>> START Recorded data
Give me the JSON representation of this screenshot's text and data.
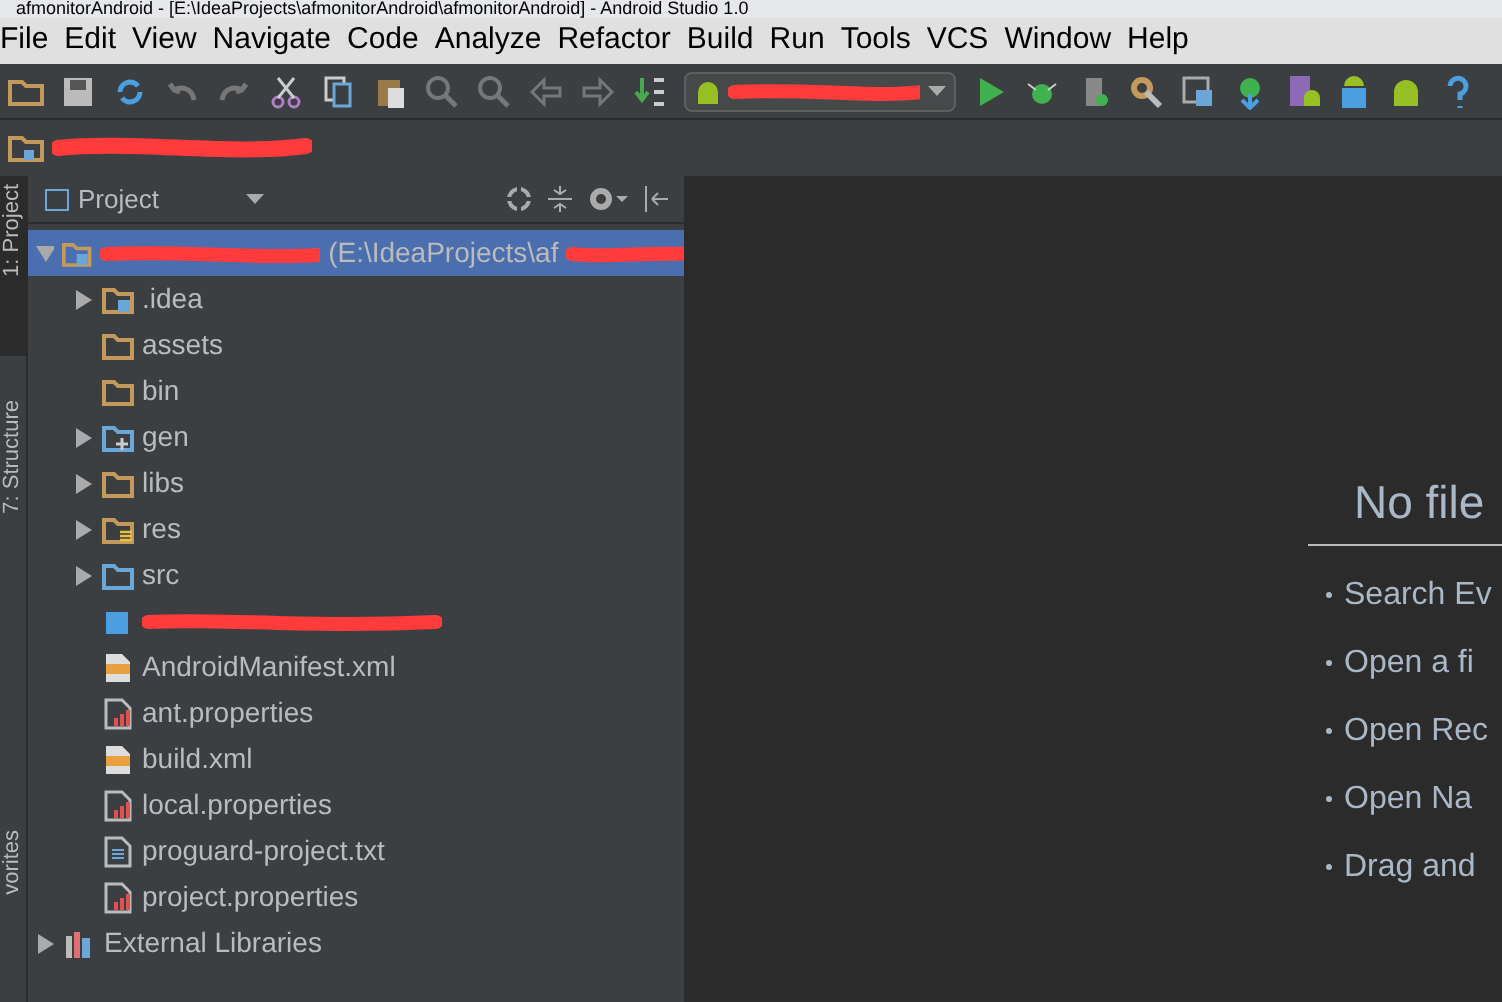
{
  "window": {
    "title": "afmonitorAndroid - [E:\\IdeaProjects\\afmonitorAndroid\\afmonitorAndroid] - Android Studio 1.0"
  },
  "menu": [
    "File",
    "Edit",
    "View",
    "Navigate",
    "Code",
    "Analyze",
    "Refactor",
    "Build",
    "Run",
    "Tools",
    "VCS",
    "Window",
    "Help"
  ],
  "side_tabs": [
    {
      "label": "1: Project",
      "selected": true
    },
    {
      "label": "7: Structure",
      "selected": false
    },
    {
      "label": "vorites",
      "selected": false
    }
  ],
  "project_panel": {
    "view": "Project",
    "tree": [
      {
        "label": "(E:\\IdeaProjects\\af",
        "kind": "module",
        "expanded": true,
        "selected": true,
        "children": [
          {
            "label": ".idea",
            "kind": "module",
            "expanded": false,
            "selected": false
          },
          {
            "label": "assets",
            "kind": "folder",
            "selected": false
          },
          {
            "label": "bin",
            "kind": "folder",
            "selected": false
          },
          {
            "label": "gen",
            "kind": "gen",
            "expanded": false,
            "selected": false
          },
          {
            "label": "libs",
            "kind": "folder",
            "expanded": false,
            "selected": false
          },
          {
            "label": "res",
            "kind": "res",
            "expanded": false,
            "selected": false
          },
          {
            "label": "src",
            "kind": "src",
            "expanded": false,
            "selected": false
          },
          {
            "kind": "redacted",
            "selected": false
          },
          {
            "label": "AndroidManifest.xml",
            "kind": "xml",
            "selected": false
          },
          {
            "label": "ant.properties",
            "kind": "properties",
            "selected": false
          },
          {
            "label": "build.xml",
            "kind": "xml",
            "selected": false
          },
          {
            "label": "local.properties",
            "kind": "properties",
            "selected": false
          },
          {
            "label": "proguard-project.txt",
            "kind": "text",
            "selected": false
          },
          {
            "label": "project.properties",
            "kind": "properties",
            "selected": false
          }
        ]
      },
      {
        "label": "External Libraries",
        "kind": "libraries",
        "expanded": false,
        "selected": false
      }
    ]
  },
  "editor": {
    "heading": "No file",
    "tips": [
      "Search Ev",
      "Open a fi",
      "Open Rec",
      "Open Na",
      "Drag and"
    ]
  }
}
>> END Recorded data
>> START Recorded data
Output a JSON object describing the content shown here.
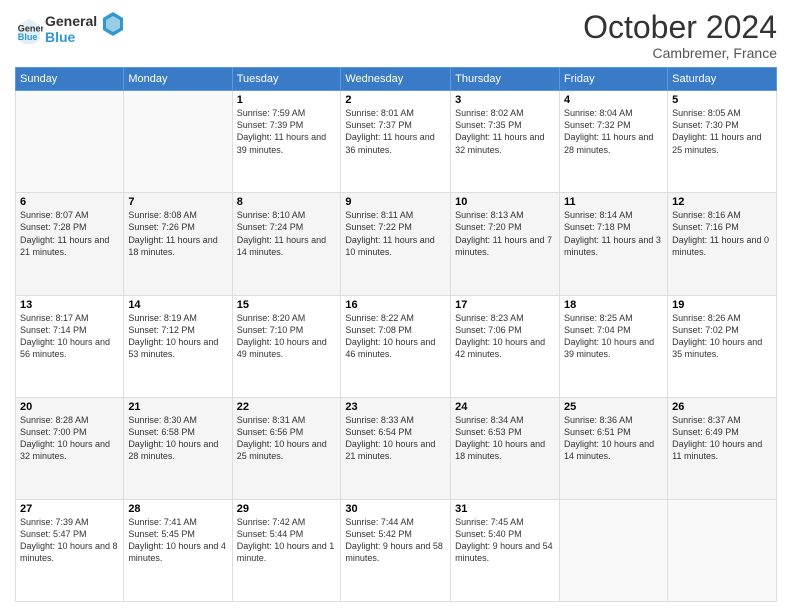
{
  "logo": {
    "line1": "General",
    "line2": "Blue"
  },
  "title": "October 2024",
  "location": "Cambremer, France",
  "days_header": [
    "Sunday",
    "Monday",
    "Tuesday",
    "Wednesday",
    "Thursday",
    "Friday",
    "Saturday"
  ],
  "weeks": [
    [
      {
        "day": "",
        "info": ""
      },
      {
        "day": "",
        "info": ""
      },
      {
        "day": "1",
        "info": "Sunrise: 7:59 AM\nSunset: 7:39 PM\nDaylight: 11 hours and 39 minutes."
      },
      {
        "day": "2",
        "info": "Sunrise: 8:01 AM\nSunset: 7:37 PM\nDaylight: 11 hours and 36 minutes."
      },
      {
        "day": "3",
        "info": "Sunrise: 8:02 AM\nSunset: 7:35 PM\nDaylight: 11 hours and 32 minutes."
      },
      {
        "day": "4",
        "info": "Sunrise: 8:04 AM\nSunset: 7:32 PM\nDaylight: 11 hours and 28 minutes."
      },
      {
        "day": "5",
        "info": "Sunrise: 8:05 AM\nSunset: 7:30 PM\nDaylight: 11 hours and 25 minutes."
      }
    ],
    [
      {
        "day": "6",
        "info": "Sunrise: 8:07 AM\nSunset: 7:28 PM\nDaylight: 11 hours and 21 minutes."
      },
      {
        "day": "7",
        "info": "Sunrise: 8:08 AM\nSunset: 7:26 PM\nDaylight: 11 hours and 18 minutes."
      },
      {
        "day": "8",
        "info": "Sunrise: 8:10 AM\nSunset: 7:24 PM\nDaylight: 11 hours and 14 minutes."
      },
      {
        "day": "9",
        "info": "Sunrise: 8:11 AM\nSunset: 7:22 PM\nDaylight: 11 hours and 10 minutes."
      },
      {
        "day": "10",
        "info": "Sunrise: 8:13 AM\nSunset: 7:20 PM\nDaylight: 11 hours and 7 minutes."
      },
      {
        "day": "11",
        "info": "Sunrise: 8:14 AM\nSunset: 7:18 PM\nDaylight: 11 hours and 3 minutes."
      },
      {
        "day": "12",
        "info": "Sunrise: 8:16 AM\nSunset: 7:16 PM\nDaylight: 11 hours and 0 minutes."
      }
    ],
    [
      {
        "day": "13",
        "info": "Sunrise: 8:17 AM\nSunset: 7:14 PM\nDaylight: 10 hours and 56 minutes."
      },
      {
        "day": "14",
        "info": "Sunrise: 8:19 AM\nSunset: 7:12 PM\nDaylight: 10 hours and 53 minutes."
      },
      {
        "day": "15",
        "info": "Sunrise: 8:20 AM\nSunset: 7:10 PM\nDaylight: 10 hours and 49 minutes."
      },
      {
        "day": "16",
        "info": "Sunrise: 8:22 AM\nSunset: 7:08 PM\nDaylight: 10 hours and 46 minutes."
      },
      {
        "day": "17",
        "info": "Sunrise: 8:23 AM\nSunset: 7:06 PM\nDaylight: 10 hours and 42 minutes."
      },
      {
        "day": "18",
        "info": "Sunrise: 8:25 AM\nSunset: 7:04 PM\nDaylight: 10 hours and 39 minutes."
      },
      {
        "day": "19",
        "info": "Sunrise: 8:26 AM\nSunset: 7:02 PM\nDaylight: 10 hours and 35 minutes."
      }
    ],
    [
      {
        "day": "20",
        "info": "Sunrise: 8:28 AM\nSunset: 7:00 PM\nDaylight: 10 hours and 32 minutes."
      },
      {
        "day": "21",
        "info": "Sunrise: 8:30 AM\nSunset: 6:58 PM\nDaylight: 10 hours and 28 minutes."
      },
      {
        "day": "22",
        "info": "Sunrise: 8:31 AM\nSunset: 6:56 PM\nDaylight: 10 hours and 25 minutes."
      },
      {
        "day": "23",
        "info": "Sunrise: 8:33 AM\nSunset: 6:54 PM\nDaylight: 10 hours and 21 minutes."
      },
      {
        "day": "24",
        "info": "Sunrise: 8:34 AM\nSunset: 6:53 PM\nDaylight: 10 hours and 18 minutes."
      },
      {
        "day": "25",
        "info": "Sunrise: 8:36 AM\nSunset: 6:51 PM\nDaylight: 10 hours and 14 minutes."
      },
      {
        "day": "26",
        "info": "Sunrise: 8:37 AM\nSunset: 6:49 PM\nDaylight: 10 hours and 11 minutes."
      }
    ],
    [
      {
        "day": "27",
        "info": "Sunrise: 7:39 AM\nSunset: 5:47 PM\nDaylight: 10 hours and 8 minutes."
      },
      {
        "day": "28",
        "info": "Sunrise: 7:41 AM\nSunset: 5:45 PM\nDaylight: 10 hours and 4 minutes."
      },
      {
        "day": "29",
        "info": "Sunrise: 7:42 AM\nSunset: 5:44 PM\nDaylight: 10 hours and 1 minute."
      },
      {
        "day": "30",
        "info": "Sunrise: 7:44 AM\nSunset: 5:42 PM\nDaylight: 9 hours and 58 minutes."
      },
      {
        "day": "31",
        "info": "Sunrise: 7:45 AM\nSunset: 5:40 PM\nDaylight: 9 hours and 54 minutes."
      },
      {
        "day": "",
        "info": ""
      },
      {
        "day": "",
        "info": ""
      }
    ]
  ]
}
>> END Recorded data
> [Aim]: Looking at the entries above, how many lines contain the word "IdeaProjects"? Answer with the number alone.

> [Answer for the task]: 2